**Aim**
Go through the material below and report how many lines contain "this". Give only the number.
============================================================
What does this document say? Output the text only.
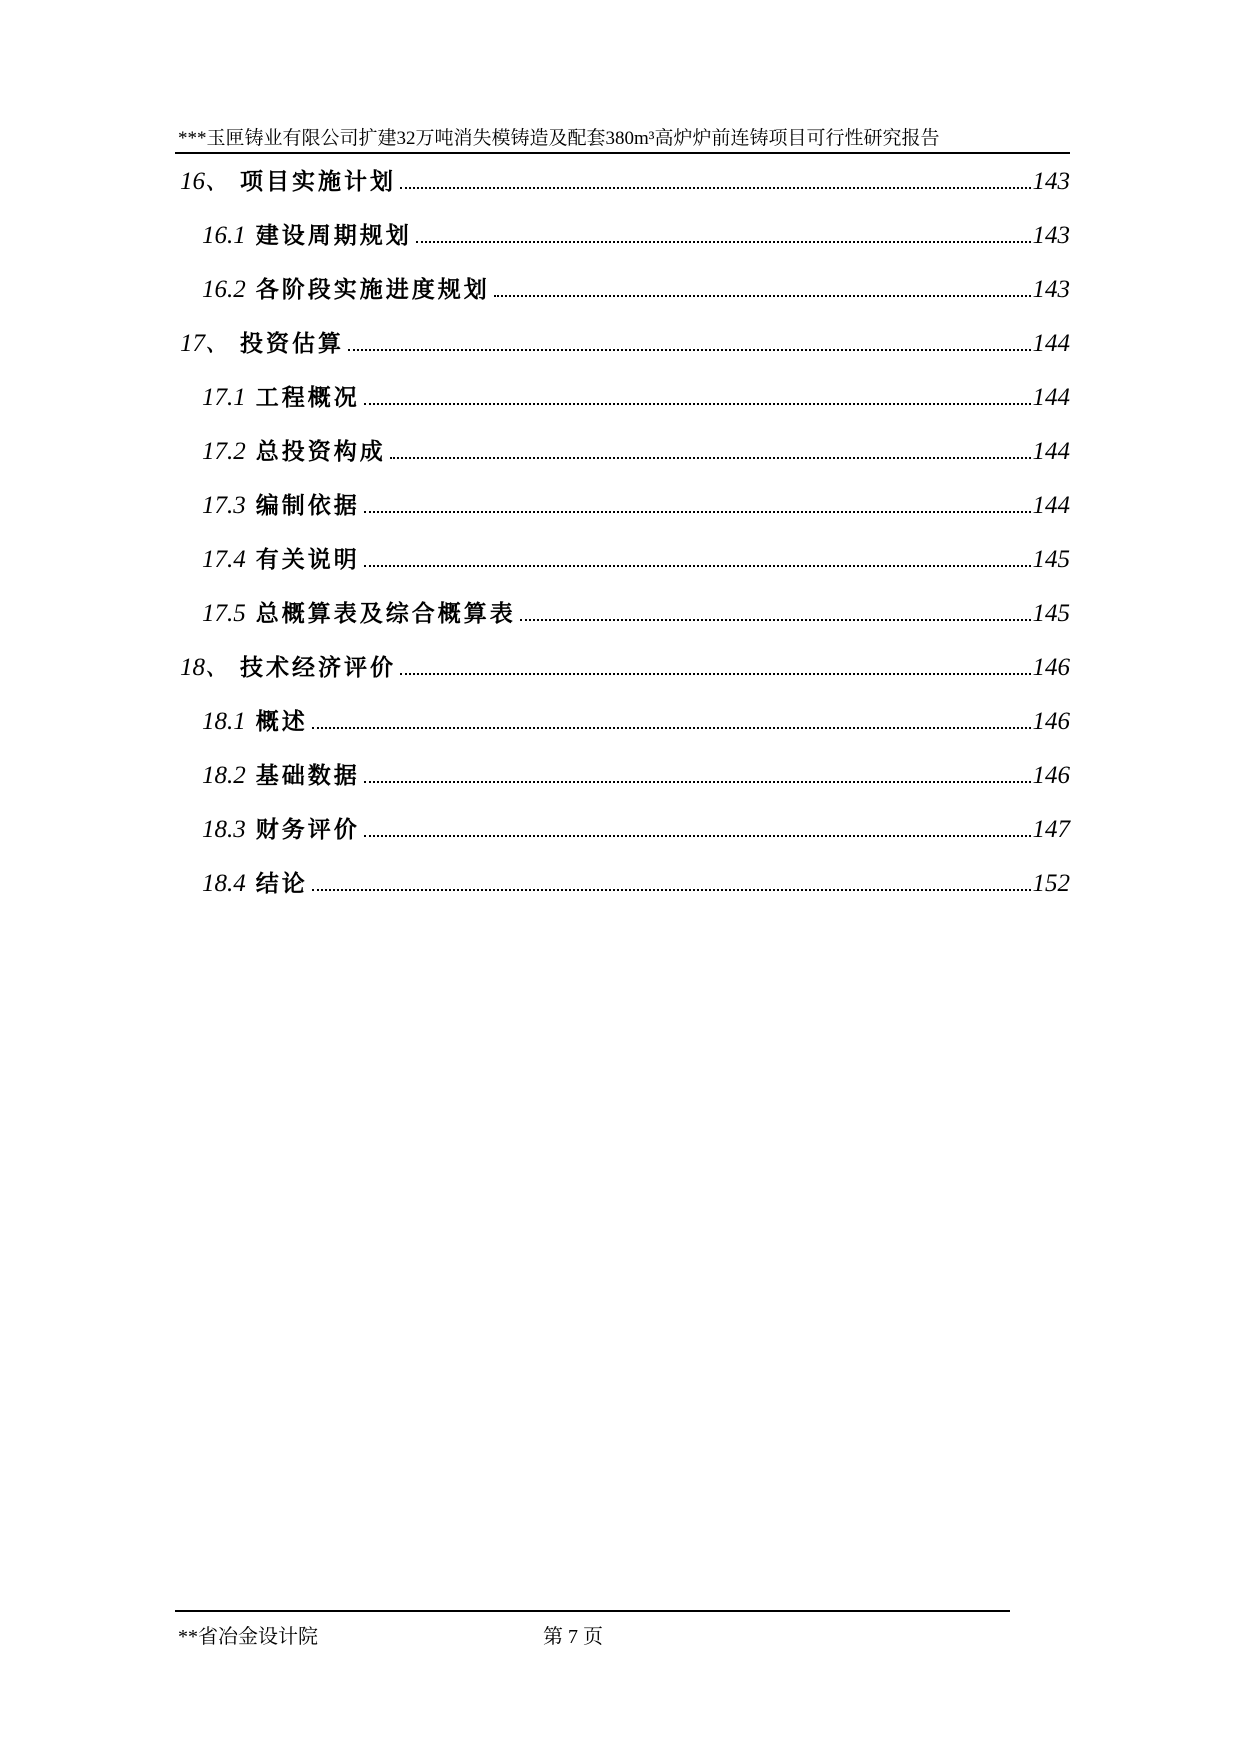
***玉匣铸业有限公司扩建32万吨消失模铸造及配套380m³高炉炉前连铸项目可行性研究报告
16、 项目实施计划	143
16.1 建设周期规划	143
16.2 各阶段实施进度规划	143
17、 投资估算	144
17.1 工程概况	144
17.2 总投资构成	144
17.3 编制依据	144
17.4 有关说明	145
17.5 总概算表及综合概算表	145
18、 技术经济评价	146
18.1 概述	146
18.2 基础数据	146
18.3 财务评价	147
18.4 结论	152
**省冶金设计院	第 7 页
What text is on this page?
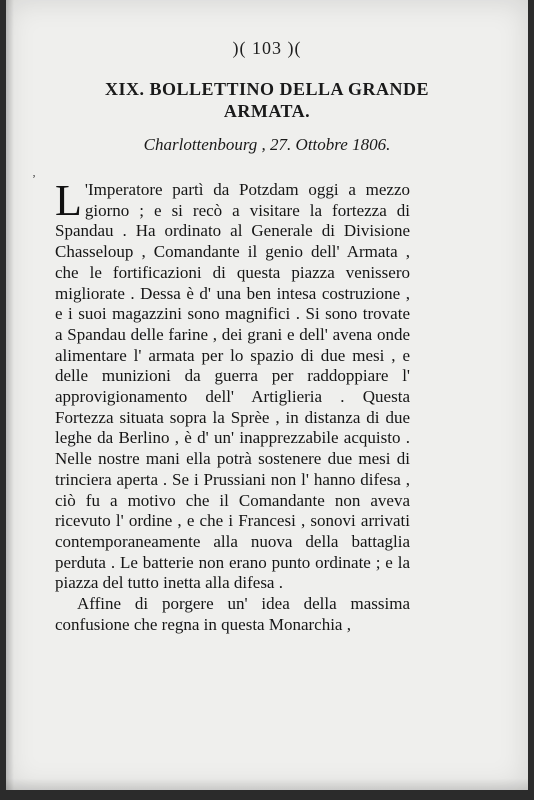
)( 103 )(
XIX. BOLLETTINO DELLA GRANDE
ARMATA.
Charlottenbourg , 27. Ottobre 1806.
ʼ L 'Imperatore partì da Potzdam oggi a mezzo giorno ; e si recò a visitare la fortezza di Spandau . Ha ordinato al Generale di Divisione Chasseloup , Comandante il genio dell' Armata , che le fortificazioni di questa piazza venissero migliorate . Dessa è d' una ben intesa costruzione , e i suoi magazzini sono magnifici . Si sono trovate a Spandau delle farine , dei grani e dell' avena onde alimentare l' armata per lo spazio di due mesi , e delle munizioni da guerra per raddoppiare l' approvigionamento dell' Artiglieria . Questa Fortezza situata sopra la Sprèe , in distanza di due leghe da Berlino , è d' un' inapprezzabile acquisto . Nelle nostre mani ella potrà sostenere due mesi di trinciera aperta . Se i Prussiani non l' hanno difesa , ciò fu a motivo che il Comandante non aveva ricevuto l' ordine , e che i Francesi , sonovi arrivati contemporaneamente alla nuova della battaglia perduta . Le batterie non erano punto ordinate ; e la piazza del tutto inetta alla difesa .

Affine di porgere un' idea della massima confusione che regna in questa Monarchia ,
============================================================
**Written answer**
2